-- begin --
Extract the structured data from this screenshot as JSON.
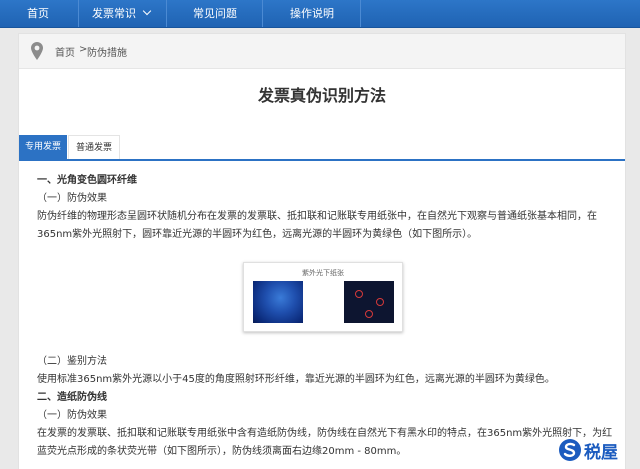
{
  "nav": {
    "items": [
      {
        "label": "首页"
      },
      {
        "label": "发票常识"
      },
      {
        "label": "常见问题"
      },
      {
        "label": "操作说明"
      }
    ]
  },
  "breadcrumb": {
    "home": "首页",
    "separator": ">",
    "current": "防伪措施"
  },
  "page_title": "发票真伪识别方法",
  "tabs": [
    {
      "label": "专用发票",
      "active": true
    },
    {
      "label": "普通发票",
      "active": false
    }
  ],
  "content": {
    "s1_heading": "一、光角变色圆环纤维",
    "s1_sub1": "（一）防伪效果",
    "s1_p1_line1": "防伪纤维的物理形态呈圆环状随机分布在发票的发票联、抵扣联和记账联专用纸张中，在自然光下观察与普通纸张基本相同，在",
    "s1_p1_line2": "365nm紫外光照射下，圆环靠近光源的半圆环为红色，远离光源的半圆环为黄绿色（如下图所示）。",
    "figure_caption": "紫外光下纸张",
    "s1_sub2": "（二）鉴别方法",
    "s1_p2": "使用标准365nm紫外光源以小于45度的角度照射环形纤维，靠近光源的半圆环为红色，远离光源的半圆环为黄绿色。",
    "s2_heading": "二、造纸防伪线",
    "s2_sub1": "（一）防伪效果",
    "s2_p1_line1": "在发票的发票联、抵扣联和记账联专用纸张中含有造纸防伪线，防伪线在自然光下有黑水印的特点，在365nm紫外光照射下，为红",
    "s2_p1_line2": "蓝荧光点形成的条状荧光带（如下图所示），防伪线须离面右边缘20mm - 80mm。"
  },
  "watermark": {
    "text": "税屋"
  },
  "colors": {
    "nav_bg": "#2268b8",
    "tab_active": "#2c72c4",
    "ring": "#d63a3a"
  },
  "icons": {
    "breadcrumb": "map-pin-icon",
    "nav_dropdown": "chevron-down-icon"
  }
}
-- end --
WHAT TO DO:
Say the number of lines in the listing that hold "远离光源的半圆环为黄绿色", with no added words.

CORRECT RESPONSE:
2